[Start]

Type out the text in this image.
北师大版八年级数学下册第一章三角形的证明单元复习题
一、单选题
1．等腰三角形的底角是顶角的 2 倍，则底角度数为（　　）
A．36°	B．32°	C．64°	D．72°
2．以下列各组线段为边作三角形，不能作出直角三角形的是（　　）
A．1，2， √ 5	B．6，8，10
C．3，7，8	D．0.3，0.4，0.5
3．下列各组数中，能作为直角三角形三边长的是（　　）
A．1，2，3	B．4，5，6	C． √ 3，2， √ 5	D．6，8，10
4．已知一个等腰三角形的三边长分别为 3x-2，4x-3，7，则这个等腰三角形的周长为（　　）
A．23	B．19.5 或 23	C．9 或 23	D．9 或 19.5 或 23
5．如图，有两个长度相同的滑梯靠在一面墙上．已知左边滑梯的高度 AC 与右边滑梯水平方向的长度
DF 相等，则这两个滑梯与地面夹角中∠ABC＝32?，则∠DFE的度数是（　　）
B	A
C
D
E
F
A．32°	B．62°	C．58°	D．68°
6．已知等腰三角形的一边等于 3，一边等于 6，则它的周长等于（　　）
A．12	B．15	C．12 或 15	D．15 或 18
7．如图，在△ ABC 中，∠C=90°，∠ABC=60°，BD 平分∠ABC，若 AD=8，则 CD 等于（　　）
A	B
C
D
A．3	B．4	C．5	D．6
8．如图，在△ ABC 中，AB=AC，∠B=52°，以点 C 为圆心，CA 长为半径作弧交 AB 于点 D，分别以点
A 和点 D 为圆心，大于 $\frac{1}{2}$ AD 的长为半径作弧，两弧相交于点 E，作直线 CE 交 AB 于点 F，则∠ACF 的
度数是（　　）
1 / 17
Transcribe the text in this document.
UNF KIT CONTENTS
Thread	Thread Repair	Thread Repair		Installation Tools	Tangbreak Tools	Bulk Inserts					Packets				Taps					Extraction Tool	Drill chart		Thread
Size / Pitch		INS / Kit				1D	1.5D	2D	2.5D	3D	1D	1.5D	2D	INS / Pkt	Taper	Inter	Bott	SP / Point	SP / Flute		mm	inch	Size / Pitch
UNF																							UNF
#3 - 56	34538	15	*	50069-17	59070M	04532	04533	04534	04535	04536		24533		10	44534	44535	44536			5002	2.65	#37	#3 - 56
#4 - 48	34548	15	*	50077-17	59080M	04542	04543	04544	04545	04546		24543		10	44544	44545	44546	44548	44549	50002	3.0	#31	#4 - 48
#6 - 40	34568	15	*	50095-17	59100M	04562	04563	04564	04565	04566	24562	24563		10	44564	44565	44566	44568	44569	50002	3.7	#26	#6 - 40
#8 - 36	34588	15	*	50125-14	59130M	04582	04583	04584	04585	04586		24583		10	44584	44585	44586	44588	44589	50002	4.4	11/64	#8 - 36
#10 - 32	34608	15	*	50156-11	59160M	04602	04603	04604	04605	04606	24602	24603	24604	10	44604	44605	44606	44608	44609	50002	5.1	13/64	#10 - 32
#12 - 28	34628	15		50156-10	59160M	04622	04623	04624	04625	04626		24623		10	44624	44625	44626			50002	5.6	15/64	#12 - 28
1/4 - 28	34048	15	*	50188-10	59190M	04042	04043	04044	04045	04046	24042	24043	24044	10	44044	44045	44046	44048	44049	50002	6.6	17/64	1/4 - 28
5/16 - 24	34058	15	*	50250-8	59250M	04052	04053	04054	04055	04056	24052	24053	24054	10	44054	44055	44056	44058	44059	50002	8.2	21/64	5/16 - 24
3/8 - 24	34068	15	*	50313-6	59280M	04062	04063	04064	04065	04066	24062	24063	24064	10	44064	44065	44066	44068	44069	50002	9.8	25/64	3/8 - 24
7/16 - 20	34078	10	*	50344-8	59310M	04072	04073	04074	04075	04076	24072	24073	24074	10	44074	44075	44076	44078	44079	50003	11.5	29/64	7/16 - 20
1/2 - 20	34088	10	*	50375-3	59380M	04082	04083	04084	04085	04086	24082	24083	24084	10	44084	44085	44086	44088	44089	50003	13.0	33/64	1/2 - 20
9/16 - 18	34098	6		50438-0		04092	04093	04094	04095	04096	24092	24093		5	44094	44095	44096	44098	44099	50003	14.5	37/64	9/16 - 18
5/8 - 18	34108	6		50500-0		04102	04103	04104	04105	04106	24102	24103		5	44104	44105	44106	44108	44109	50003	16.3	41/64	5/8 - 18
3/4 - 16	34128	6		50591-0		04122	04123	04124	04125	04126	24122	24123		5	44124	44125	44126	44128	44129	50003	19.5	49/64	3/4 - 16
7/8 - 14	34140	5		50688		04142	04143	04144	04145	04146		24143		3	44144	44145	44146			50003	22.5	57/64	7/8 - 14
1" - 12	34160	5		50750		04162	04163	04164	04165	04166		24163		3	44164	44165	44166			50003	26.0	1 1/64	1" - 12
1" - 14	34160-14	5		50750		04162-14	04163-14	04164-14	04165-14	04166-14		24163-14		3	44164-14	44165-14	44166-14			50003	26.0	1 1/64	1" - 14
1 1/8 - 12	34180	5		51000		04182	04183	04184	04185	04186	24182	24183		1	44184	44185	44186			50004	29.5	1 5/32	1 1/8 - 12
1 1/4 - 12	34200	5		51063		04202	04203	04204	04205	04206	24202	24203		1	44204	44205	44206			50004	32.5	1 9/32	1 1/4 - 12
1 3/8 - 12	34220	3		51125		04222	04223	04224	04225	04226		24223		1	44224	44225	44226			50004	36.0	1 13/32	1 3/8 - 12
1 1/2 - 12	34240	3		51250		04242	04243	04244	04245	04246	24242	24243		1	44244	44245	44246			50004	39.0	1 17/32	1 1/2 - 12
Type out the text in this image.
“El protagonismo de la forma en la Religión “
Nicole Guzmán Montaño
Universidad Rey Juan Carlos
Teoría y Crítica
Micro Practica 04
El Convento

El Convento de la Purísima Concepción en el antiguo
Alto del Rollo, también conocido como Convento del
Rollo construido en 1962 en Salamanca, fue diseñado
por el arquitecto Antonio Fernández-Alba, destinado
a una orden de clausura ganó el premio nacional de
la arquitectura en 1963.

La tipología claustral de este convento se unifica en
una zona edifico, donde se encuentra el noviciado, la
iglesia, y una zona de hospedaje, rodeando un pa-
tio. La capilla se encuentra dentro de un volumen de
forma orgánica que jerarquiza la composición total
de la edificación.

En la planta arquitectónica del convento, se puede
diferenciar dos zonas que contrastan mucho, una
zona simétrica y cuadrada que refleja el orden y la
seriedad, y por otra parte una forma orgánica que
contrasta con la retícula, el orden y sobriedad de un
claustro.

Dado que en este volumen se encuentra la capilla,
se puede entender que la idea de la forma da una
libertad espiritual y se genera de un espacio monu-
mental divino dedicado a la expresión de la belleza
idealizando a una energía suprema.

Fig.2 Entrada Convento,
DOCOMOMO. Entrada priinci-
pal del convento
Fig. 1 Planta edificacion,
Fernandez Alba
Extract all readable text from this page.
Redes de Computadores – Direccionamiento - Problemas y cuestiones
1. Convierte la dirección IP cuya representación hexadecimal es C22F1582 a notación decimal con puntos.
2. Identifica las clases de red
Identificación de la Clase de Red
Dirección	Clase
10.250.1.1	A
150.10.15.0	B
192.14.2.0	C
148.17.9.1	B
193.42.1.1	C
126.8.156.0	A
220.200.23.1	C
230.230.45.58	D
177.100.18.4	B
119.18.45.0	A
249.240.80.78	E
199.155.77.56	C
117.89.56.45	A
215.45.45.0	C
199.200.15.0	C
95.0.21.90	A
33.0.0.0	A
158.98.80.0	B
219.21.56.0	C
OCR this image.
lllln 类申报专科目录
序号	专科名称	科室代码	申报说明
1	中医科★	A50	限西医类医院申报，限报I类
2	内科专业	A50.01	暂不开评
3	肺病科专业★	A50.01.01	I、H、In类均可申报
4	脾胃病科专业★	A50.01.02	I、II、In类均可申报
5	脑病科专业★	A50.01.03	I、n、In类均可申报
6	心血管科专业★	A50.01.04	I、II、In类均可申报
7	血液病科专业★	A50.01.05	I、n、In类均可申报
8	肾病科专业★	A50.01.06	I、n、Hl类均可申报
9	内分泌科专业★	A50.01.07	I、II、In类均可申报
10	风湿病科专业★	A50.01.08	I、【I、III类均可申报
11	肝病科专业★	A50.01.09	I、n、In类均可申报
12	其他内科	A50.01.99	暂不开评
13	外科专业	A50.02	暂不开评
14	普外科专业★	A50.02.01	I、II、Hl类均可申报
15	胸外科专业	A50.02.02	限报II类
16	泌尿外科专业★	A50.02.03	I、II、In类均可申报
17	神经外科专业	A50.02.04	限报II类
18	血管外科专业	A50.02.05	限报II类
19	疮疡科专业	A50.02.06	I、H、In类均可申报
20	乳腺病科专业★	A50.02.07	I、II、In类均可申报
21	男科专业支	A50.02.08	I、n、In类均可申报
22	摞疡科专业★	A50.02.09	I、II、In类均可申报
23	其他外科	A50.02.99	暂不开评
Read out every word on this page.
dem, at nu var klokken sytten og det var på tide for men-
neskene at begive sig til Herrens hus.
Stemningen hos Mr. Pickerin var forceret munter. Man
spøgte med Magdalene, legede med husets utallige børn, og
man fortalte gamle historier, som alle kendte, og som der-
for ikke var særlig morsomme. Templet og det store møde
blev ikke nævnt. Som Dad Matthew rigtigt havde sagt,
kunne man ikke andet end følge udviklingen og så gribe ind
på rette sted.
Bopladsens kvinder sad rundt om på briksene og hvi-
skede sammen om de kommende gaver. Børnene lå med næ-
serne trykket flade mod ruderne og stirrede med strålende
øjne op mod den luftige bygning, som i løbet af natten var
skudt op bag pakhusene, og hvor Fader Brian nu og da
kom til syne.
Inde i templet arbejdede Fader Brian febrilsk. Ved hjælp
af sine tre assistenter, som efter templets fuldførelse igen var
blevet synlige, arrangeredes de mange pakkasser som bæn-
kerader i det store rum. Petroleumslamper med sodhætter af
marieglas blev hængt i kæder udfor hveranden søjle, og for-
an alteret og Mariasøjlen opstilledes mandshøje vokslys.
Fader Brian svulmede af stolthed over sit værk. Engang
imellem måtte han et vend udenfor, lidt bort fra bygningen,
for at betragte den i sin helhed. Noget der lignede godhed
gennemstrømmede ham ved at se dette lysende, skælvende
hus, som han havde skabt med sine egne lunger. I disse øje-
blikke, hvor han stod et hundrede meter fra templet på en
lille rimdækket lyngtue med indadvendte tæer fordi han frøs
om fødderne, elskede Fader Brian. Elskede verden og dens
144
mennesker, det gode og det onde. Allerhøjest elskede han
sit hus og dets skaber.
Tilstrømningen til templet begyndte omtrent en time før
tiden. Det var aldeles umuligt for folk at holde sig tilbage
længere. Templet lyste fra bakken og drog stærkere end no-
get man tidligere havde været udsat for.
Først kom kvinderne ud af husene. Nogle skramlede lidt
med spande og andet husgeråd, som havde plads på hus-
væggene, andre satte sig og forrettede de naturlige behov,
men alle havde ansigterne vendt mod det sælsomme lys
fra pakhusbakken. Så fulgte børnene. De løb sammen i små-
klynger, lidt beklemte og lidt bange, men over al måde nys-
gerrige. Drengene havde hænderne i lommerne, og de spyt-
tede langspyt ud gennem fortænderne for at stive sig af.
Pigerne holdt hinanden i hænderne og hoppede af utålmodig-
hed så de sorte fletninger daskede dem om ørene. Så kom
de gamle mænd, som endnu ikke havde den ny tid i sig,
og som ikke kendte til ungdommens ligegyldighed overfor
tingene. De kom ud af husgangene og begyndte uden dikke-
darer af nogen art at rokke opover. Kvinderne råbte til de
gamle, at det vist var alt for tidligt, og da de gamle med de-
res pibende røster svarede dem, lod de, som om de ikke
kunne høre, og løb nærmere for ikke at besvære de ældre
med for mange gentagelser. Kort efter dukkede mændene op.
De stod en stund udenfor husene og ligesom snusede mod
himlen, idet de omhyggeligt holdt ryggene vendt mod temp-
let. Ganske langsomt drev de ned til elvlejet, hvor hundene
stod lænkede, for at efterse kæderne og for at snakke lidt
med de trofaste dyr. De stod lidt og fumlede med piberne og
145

[End]

TASK TO CARRY OUT: Check every line of the data above for the string "Entrada", and copy those that have it.

THE COMPLETED TASK:
Fig.2 Entrada Convento,
DOCOMOMO. Entrada priinci-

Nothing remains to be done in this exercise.